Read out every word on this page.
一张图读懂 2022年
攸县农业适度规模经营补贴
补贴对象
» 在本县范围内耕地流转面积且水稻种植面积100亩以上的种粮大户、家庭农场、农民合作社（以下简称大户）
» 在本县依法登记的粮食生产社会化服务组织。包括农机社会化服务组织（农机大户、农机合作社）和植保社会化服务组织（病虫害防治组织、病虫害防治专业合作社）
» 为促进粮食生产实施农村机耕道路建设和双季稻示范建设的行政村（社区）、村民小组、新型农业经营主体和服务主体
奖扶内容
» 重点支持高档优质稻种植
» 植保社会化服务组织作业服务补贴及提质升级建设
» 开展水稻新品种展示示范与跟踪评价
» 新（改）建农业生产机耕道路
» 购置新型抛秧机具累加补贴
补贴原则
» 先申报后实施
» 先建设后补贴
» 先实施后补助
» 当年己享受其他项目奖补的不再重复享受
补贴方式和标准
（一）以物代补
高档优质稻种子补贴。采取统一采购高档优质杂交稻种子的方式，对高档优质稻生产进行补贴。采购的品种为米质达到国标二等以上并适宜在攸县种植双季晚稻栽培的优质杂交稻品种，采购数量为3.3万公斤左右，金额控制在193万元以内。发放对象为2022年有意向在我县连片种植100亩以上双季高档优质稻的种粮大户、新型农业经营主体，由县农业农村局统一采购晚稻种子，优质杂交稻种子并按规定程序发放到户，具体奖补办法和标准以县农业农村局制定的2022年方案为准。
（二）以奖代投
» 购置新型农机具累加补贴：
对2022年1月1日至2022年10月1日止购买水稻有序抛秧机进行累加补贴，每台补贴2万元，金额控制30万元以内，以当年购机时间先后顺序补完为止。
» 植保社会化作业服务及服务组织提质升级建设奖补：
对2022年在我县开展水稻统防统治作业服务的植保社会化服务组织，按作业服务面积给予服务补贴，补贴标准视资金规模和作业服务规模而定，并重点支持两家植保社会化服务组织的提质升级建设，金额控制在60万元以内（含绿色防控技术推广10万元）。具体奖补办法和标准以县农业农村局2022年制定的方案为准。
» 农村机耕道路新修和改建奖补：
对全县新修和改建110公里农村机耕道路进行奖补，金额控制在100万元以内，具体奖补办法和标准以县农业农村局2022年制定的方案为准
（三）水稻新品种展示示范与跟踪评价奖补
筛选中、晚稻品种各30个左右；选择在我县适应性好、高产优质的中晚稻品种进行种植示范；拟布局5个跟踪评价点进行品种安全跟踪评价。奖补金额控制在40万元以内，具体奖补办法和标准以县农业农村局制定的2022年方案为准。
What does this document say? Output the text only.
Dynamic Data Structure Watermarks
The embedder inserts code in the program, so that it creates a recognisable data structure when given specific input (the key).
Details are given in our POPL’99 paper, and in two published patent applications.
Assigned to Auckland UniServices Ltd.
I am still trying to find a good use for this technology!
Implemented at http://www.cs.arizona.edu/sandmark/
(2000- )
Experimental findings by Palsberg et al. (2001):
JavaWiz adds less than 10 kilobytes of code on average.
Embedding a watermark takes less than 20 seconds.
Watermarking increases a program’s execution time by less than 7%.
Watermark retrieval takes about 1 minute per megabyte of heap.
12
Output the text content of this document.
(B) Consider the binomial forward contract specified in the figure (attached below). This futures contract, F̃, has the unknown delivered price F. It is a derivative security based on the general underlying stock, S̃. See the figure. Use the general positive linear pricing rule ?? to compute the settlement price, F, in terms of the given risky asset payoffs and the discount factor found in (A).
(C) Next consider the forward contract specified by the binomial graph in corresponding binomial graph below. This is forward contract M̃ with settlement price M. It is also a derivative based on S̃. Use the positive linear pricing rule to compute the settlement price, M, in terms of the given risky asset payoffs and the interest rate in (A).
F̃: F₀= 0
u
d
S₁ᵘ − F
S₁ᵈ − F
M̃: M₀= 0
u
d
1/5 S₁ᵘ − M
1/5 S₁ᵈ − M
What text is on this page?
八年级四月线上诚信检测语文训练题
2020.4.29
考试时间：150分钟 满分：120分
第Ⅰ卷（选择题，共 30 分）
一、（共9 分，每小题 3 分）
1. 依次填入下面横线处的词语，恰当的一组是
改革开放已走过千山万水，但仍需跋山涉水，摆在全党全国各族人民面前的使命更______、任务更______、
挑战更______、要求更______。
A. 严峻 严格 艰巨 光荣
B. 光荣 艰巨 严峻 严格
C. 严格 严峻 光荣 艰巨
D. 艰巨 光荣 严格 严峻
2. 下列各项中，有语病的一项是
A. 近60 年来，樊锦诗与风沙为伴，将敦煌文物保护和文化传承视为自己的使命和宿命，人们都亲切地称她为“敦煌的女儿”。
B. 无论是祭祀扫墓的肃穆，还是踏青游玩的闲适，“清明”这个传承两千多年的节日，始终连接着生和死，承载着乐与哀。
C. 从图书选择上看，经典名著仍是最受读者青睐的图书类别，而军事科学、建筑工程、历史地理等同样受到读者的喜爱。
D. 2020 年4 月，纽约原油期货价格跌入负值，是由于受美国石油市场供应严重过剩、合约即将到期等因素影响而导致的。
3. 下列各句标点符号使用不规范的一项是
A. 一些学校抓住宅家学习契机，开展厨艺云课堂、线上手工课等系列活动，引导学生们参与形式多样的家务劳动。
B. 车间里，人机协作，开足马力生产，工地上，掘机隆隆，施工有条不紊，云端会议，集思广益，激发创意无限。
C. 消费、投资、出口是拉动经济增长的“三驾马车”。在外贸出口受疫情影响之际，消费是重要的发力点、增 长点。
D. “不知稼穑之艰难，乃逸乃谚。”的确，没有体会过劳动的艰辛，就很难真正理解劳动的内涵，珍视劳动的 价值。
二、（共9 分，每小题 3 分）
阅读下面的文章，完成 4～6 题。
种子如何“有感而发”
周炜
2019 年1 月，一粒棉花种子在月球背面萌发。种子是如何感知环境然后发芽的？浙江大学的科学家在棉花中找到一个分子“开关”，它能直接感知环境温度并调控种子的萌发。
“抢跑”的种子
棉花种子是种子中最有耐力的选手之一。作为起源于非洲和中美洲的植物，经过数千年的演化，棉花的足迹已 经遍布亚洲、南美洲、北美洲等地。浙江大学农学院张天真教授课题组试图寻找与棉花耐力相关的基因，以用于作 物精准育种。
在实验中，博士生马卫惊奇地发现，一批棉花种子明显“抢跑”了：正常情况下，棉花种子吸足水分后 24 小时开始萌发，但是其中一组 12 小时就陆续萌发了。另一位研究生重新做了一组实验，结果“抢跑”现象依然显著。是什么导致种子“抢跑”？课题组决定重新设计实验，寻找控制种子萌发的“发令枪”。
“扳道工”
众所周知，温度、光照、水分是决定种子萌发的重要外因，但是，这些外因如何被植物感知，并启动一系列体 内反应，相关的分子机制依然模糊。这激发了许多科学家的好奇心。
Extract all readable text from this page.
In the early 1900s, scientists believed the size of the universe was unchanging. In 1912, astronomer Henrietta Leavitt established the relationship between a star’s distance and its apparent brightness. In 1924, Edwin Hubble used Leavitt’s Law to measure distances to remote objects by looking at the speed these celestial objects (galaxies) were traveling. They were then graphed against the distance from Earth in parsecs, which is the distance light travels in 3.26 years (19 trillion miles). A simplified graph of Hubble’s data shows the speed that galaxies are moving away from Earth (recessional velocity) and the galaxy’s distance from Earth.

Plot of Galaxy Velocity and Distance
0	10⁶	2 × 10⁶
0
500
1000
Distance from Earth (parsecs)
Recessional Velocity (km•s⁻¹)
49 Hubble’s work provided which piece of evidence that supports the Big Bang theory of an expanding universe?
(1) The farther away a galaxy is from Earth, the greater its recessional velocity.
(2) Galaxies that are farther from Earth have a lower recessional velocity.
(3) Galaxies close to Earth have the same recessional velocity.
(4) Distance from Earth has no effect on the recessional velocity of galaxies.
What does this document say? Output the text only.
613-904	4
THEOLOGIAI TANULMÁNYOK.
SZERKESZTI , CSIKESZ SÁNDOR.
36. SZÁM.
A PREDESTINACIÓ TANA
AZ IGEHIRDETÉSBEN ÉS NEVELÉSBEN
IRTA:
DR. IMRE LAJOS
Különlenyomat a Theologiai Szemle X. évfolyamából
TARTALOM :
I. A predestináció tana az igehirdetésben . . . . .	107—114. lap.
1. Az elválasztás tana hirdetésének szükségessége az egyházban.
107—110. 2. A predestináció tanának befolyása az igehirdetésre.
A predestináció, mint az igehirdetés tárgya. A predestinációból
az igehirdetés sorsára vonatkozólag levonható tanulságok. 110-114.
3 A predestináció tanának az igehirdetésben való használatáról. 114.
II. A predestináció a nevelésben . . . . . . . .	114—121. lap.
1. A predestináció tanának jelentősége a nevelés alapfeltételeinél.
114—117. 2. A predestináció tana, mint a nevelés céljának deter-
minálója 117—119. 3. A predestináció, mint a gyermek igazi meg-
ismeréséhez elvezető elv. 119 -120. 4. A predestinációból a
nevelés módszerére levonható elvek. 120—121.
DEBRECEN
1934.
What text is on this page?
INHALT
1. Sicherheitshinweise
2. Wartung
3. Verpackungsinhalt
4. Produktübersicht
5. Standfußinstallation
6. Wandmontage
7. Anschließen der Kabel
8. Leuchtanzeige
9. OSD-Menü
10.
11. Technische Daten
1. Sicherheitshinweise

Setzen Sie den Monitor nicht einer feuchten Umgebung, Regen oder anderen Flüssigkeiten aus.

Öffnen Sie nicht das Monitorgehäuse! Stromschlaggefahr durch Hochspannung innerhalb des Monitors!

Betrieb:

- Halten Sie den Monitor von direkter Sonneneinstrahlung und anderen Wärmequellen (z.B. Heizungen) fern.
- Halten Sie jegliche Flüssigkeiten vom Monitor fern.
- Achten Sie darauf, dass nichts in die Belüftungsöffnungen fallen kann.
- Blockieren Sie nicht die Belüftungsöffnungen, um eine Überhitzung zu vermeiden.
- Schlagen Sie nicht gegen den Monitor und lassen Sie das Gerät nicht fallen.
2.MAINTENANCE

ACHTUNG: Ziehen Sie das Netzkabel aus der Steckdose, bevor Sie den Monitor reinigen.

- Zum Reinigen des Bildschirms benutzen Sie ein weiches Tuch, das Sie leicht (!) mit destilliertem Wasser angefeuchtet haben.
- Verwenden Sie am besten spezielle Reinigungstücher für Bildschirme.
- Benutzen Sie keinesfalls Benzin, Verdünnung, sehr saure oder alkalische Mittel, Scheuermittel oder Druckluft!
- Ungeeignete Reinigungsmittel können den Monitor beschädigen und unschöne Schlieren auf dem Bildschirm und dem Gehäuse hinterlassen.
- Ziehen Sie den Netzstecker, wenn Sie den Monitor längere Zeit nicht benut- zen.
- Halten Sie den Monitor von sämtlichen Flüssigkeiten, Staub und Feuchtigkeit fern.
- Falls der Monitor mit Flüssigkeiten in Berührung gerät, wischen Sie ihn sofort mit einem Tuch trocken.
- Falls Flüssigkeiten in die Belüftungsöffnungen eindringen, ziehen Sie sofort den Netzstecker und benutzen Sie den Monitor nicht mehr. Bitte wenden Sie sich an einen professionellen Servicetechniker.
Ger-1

***

-- WORK TO DO --
Pull out all lines in the data above that include "less".

-- REPLY --
JavaWiz adds less than 10 kilobytes of code on average.
Embedding a watermark takes less than 20 seconds.
Watermarking increases a program’s execution time by less than 7%.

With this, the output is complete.